__Entries from a dataset__.
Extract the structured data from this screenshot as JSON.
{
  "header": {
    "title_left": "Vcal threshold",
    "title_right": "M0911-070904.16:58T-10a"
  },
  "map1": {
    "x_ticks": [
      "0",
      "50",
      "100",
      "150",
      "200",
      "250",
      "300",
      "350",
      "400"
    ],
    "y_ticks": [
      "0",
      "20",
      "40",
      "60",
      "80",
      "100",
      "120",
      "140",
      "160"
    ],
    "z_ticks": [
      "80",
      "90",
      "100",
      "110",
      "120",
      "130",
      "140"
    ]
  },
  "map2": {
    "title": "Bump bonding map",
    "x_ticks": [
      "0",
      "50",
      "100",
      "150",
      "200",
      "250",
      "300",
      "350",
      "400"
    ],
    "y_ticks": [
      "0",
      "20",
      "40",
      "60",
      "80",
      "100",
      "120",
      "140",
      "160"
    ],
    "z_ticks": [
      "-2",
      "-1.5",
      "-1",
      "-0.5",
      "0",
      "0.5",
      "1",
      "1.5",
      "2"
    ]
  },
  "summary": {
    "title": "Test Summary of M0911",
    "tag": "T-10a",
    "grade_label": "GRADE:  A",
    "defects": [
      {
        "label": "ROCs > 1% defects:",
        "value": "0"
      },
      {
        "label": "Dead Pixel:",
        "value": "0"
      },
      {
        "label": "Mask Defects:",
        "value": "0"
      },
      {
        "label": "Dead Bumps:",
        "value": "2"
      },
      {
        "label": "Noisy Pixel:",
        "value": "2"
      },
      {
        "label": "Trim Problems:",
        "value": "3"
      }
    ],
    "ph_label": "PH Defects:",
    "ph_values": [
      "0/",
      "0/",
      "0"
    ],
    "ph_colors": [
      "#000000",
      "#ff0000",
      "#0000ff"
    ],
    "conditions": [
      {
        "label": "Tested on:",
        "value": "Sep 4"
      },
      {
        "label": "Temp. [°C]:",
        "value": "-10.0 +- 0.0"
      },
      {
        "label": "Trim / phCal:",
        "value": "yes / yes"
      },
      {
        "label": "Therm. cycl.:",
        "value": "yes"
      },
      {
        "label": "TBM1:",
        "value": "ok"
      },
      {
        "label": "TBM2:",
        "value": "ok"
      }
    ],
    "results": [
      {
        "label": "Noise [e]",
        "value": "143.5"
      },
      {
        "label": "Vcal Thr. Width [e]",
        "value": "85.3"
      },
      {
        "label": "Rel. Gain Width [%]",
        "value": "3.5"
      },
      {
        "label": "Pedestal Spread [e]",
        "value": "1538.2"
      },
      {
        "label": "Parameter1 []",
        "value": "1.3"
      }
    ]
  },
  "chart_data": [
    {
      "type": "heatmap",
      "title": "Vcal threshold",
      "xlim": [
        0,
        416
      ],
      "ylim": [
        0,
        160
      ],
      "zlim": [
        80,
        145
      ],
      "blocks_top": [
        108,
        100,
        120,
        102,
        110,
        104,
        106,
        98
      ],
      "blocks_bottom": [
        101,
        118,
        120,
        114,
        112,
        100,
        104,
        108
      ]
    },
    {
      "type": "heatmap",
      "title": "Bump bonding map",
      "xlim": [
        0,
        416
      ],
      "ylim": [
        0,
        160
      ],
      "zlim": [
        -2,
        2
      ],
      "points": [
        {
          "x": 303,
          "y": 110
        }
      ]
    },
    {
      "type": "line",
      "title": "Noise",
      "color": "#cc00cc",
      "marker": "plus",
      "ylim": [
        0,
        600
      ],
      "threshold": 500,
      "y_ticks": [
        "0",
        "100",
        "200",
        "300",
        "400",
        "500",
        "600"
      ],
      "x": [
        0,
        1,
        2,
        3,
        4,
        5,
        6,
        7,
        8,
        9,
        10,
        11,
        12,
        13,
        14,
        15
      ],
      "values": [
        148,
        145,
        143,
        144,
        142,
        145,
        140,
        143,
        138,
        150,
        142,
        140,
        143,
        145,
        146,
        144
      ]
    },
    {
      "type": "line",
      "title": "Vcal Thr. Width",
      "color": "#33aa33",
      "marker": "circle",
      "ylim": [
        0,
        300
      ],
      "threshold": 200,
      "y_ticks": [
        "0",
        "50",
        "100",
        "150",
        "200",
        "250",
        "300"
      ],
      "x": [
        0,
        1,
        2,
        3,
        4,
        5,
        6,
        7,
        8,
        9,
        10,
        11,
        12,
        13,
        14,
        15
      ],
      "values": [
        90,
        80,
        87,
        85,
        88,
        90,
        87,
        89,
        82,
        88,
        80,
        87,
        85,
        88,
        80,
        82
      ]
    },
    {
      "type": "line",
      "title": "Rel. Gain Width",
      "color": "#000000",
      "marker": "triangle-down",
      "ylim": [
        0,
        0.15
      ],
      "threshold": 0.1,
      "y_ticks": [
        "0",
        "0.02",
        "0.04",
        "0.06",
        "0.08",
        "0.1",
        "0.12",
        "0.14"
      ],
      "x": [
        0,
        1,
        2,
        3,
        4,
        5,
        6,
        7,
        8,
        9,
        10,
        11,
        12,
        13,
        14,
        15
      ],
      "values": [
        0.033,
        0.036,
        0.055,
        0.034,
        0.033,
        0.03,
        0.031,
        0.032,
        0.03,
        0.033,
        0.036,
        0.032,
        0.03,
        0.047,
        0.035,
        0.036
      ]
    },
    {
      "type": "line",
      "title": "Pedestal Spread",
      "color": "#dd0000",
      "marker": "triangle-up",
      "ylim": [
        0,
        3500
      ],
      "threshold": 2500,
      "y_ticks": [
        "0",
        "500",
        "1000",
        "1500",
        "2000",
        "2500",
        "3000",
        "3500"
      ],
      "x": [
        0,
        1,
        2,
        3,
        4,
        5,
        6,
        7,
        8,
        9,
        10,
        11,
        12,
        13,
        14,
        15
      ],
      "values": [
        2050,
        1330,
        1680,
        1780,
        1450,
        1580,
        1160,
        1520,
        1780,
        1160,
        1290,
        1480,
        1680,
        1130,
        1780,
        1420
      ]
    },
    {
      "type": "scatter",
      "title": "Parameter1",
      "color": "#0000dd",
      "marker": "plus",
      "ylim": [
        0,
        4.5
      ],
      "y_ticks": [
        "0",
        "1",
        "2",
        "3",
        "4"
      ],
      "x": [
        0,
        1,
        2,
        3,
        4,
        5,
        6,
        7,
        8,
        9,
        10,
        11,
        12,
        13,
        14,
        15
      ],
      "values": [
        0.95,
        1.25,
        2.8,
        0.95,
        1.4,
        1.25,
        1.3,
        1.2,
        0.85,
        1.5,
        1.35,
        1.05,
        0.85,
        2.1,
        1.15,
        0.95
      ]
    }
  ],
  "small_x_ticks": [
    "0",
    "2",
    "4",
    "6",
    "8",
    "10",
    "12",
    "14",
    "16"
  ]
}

__Stated exercise__. Go through the listing and print each line exactly as it appears.

__Exercise result__.
Extract the structured data from this screenshot as JSON.
{
  "header": {
    "title_left": "Vcal threshold",
    "title_right": "M0911-070904.16:58T-10a"
  },
  "map1": {
    "x_ticks": [
      "0",
      "50",
      "100",
      "150",
      "200",
      "250",
      "300",
      "350",
      "400"
    ],
    "y_ticks": [
      "0",
      "20",
      "40",
      "60",
      "80",
      "100",
      "120",
      "140",
      "160"
    ],
    "z_ticks": [
      "80",
      "90",
      "100",
      "110",
      "120",
      "130",
      "140"
    ]
  },
  "map2": {
    "title": "Bump bonding map",
    "x_ticks": [
      "0",
      "50",
      "100",
      "150",
      "200",
      "250",
      "300",
      "350",
      "400"
    ],
    "y_ticks": [
      "0",
      "20",
      "40",
      "60",
      "80",
      "100",
      "120",
      "140",
      "160"
    ],
    "z_ticks": [
      "-2",
      "-1.5",
      "-1",
      "-0.5",
      "0",
      "0.5",
      "1",
      "1.5",
      "2"
    ]
  },
  "summary": {
    "title": "Test Summary of M0911",
    "tag": "T-10a",
    "grade_label": "GRADE:  A",
    "defects": [
      {
        "label": "ROCs > 1% defects:",
        "value": "0"
      },
      {
        "label": "Dead Pixel:",
        "value": "0"
      },
      {
        "label": "Mask Defects:",
        "value": "0"
      },
      {
        "label": "Dead Bumps:",
        "value": "2"
      },
      {
        "label": "Noisy Pixel:",
        "value": "2"
      },
      {
        "label": "Trim Problems:",
        "value": "3"
      }
    ],
    "ph_label": "PH Defects:",
    "ph_values": [
      "0/",
      "0/",
      "0"
    ],
    "ph_colors": [
      "#000000",
      "#ff0000",
      "#0000ff"
    ],
    "conditions": [
      {
        "label": "Tested on:",
        "value": "Sep 4"
      },
      {
        "label": "Temp. [°C]:",
        "value": "-10.0 +- 0.0"
      },
      {
        "label": "Trim / phCal:",
        "value": "yes / yes"
      },
      {
        "label": "Therm. cycl.:",
        "value": "yes"
      },
      {
        "label": "TBM1:",
        "value": "ok"
      },
      {
        "label": "TBM2:",
        "value": "ok"
      }
    ],
    "results": [
      {
        "label": "Noise [e]",
        "value": "143.5"
      },
      {
        "label": "Vcal Thr. Width [e]",
        "value": "85.3"
      },
      {
        "label": "Rel. Gain Width [%]",
        "value": "3.5"
      },
      {
        "label": "Pedestal Spread [e]",
        "value": "1538.2"
      },
      {
        "label": "Parameter1 []",
        "value": "1.3"
      }
    ]
  },
  "chart_data": [
    {
      "type": "heatmap",
      "title": "Vcal threshold",
      "xlim": [
        0,
        416
      ],
      "ylim": [
        0,
        160
      ],
      "zlim": [
        80,
        145
      ],
      "blocks_top": [
        108,
        100,
        120,
        102,
        110,
        104,
        106,
        98
      ],
      "blocks_bottom": [
        101,
        118,
        120,
        114,
        112,
        100,
        104,
        108
      ]
    },
    {
      "type": "heatmap",
      "title": "Bump bonding map",
      "xlim": [
        0,
        416
      ],
      "ylim": [
        0,
        160
      ],
      "zlim": [
        -2,
        2
      ],
      "points": [
        {
          "x": 303,
          "y": 110
        }
      ]
    },
    {
      "type": "line",
      "title": "Noise",
      "color": "#cc00cc",
      "marker": "plus",
      "ylim": [
        0,
        600
      ],
      "threshold": 500,
      "y_ticks": [
        "0",
        "100",
        "200",
        "300",
        "400",
        "500",
        "600"
      ],
      "x": [
        0,
        1,
        2,
        3,
        4,
        5,
        6,
        7,
        8,
        9,
        10,
        11,
        12,
        13,
        14,
        15
      ],
      "values": [
        148,
        145,
        143,
        144,
        142,
        145,
        140,
        143,
        138,
        150,
        142,
        140,
        143,
        145,
        146,
        144
      ]
    },
    {
      "type": "line",
      "title": "Vcal Thr. Width",
      "color": "#33aa33",
      "marker": "circle",
      "ylim": [
        0,
        300
      ],
      "threshold": 200,
      "y_ticks": [
        "0",
        "50",
        "100",
        "150",
        "200",
        "250",
        "300"
      ],
      "x": [
        0,
        1,
        2,
        3,
        4,
        5,
        6,
        7,
        8,
        9,
        10,
        11,
        12,
        13,
        14,
        15
      ],
      "values": [
        90,
        80,
        87,
        85,
        88,
        90,
        87,
        89,
        82,
        88,
        80,
        87,
        85,
        88,
        80,
        82
      ]
    },
    {
      "type": "line",
      "title": "Rel. Gain Width",
      "color": "#000000",
      "marker": "triangle-down",
      "ylim": [
        0,
        0.15
      ],
      "threshold": 0.1,
      "y_ticks": [
        "0",
        "0.02",
        "0.04",
        "0.06",
        "0.08",
        "0.1",
        "0.12",
        "0.14"
      ],
      "x": [
        0,
        1,
        2,
        3,
        4,
        5,
        6,
        7,
        8,
        9,
        10,
        11,
        12,
        13,
        14,
        15
      ],
      "values": [
        0.033,
        0.036,
        0.055,
        0.034,
        0.033,
        0.03,
        0.031,
        0.032,
        0.03,
        0.033,
        0.036,
        0.032,
        0.03,
        0.047,
        0.035,
        0.036
      ]
    },
    {
      "type": "line",
      "title": "Pedestal Spread",
      "color": "#dd0000",
      "marker": "triangle-up",
      "ylim": [
        0,
        3500
      ],
      "threshold": 2500,
      "y_ticks": [
        "0",
        "500",
        "1000",
        "1500",
        "2000",
        "2500",
        "3000",
        "3500"
      ],
      "x": [
        0,
        1,
        2,
        3,
        4,
        5,
        6,
        7,
        8,
        9,
        10,
        11,
        12,
        13,
        14,
        15
      ],
      "values": [
        2050,
        1330,
        1680,
        1780,
        1450,
        1580,
        1160,
        1520,
        1780,
        1160,
        1290,
        1480,
        1680,
        1130,
        1780,
        1420
      ]
    },
    {
      "type": "scatter",
      "title": "Parameter1",
      "color": "#0000dd",
      "marker": "plus",
      "ylim": [
        0,
        4.5
      ],
      "y_ticks": [
        "0",
        "1",
        "2",
        "3",
        "4"
      ],
      "x": [
        0,
        1,
        2,
        3,
        4,
        5,
        6,
        7,
        8,
        9,
        10,
        11,
        12,
        13,
        14,
        15
      ],
      "values": [
        0.95,
        1.25,
        2.8,
        0.95,
        1.4,
        1.25,
        1.3,
        1.2,
        0.85,
        1.5,
        1.35,
        1.05,
        0.85,
        2.1,
        1.15,
        0.95
      ]
    }
  ],
  "small_x_ticks": [
    "0",
    "2",
    "4",
    "6",
    "8",
    "10",
    "12",
    "14",
    "16"
  ]
}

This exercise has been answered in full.